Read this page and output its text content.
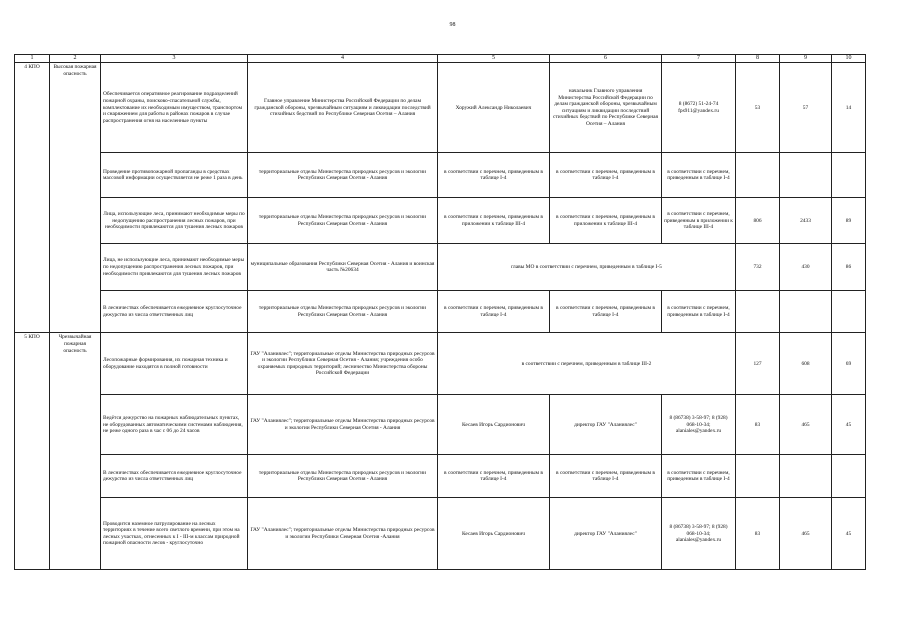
98
1	2	3	4	5	6	7	8	9	10
4 КПО	Высокая пожарная опасность	Обеспечивается оперативное реагирование подразделений пожарной охраны, поисково-спасательной службы, комплектование их необходимым имуществом, транспортом и снаряжением для работы в районах пожаров в случае распространения огня на населенные пункты	Главное управление Министерства Российской Федерации по делам гражданской обороны, чрезвычайным ситуациям и ликвидации последствий стихийных бедствий по Республике Северная Осетия – Алания	Хоружий Александр Николаевич	начальник Главного управления Министерства Российской Федерации по делам гражданской обороны, чрезвычайным ситуациям и ликвидации последствий стихийных бедствий по Республике Северная Осетия – Алания	8 (8672) 51-24-74 fps911@yandex.ru	53	57	14
		Проведение противопожарной пропаганды в средствах массовой информации осуществляется не реже 1 раза в день	территориальные отделы Министерства природных ресурсов и экологии Республики Северная Осетия - Алания	в соответствии с перечнем, приведенным в таблице I-4	в соответствии с перечнем, приведенным в таблице I-4	в соответствии с перечнем, приведенным в таблице I-4			
		Лица, использующие леса, принимают необходимые меры по недопущению распространения лесных пожаров, при необходимости привлекаются для тушения лесных пожаров	территориальные отделы Министерства природных ресурсов и экологии Республики Северная Осетия - Алания	в соответствии с перечнем, приведенным в приложении к таблице III-4	в соответствии с перечнем, приведенным в приложении к таблице III-4	в соответствии с перечнем, приведенным в приложении к таблице III-4	806	2433	89
		Лица, не использующие леса, принимают необходимые меры по недопущению распространения лесных пожаров, при необходимости привлекаются для тушения лесных пожаров	муниципальные образования Республики Северная Осетия - Алания и воинская часть №20634	главы МО в соответствии с перечнем, приведенным в таблице I-5			732	430	86
		В лесничествах обеспечивается ежедневное круглосуточное дежурство из числа ответственных лиц	территориальные отделы Министерства природных ресурсов и экологии Республики Северная Осетия - Алания	в соответствии с перечнем, приведенным в таблице I-4	в соответствии с перечнем, приведенным в таблице I-4	в соответствии с перечнем, приведенным в таблице I-4			
5 КПО	Чрезвычайная пожарная опасность	Лесопожарные формирования, их пожарная техника и оборудование находятся в полной готовности	ГАУ "Аланиялес"; территориальные отделы Министерства природных ресурсов и экологии Республики Северная Осетия - Алания; учреждения особо охраняемых природных территорий; лесничество Министерства обороны Российской Федерации	в соответствии с перечнем, приведенным в таблице III-2			127	608	69
		Ведётся дежурство на пожарных наблюдательных пунктах, не оборудованных автоматическими системами наблюдения, не реже одного раза в час с 06 до 24 часов	ГАУ "Аланиялес"; территориальные отделы Министерства природных ресурсов и экологии Республики Северная Осетия - Алания	Кесаев Игорь Сардионович	директор ГАУ "Аланиялес"	8 (86738) 3-58-97; 8 (928) 068-10-34; alaniales@yandex.ru	83	465	45
		В лесничествах обеспечивается ежедневное круглосуточное дежурство из числа ответственных лиц	территориальные отделы Министерства природных ресурсов и экологии Республики Северная Осетия - Алания	в соответствии с перечнем, приведенным в таблице I-4	в соответствии с перечнем, приведенным в таблице I-4	в соответствии с перечнем, приведенным в таблице I-4			
		Проводится наземное патрулирование на лесных территориях в течение всего светлого времени, при этом на лесных участках, отнесенных к I - III-м классам природной пожарной опасности лесов - круглосуточно	ГАУ "Аланиялес"; территориальные отделы Министерства природных ресурсов и экологии Республики Северная Осетия -Алания	Кесаев Игорь Сардионович	директор ГАУ "Аланиялес"	8 (86738) 3-58-97; 8 (928) 068-10-34; alaniales@yandex.ru	83	465	45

----------------------------------------

Omit any images, then output the listing exactly.

_Written solution_
Read this page and output its text content.
98
1	2	3	4	5	6	7	8	9	10
4 КПО	Высокая пожарная опасность	Обеспечивается оперативное реагирование подразделений пожарной охраны, поисково-спасательной службы, комплектование их необходимым имуществом, транспортом и снаряжением для работы в районах пожаров в случае распространения огня на населенные пункты	Главное управление Министерства Российской Федерации по делам гражданской обороны, чрезвычайным ситуациям и ликвидации последствий стихийных бедствий по Республике Северная Осетия – Алания	Хоружий Александр Николаевич	начальник Главного управления Министерства Российской Федерации по делам гражданской обороны, чрезвычайным ситуациям и ликвидации последствий стихийных бедствий по Республике Северная Осетия – Алания	8 (8672) 51-24-74 fps911@yandex.ru	53	57	14
		Проведение противопожарной пропаганды в средствах массовой информации осуществляется не реже 1 раза в день	территориальные отделы Министерства природных ресурсов и экологии Республики Северная Осетия - Алания	в соответствии с перечнем, приведенным в таблице I-4	в соответствии с перечнем, приведенным в таблице I-4	в соответствии с перечнем, приведенным в таблице I-4			
		Лица, использующие леса, принимают необходимые меры по недопущению распространения лесных пожаров, при необходимости привлекаются для тушения лесных пожаров	территориальные отделы Министерства природных ресурсов и экологии Республики Северная Осетия - Алания	в соответствии с перечнем, приведенным в приложении к таблице III-4	в соответствии с перечнем, приведенным в приложении к таблице III-4	в соответствии с перечнем, приведенным в приложении к таблице III-4	806	2433	89
		Лица, не использующие леса, принимают необходимые меры по недопущению распространения лесных пожаров, при необходимости привлекаются для тушения лесных пожаров	муниципальные образования Республики Северная Осетия - Алания и воинская часть №20634	главы МО в соответствии с перечнем, приведенным в таблице I-5			732	430	86
		В лесничествах обеспечивается ежедневное круглосуточное дежурство из числа ответственных лиц	территориальные отделы Министерства природных ресурсов и экологии Республики Северная Осетия - Алания	в соответствии с перечнем, приведенным в таблице I-4	в соответствии с перечнем, приведенным в таблице I-4	в соответствии с перечнем, приведенным в таблице I-4			
5 КПО	Чрезвычайная пожарная опасность	Лесопожарные формирования, их пожарная техника и оборудование находятся в полной готовности	ГАУ "Аланиялес"; территориальные отделы Министерства природных ресурсов и экологии Республики Северная Осетия - Алания; учреждения особо охраняемых природных территорий; лесничество Министерства обороны Российской Федерации	в соответствии с перечнем, приведенным в таблице III-2			127	608	69
		Ведётся дежурство на пожарных наблюдательных пунктах, не оборудованных автоматическими системами наблюдения, не реже одного раза в час с 06 до 24 часов	ГАУ "Аланиялес"; территориальные отделы Министерства природных ресурсов и экологии Республики Северная Осетия - Алания	Кесаев Игорь Сардионович	директор ГАУ "Аланиялес"	8 (86738) 3-58-97; 8 (928) 068-10-34; alaniales@yandex.ru	83	465	45
		В лесничествах обеспечивается ежедневное круглосуточное дежурство из числа ответственных лиц	территориальные отделы Министерства природных ресурсов и экологии Республики Северная Осетия - Алания	в соответствии с перечнем, приведенным в таблице I-4	в соответствии с перечнем, приведенным в таблице I-4	в соответствии с перечнем, приведенным в таблице I-4			
		Проводится наземное патрулирование на лесных территориях в течение всего светлого времени, при этом на лесных участках, отнесенных к I - III-м классам природной пожарной опасности лесов - круглосуточно	ГАУ "Аланиялес"; территориальные отделы Министерства природных ресурсов и экологии Республики Северная Осетия -Алания	Кесаев Игорь Сардионович	директор ГАУ "Аланиялес"	8 (86738) 3-58-97; 8 (928) 068-10-34; alaniales@yandex.ru	83	465	45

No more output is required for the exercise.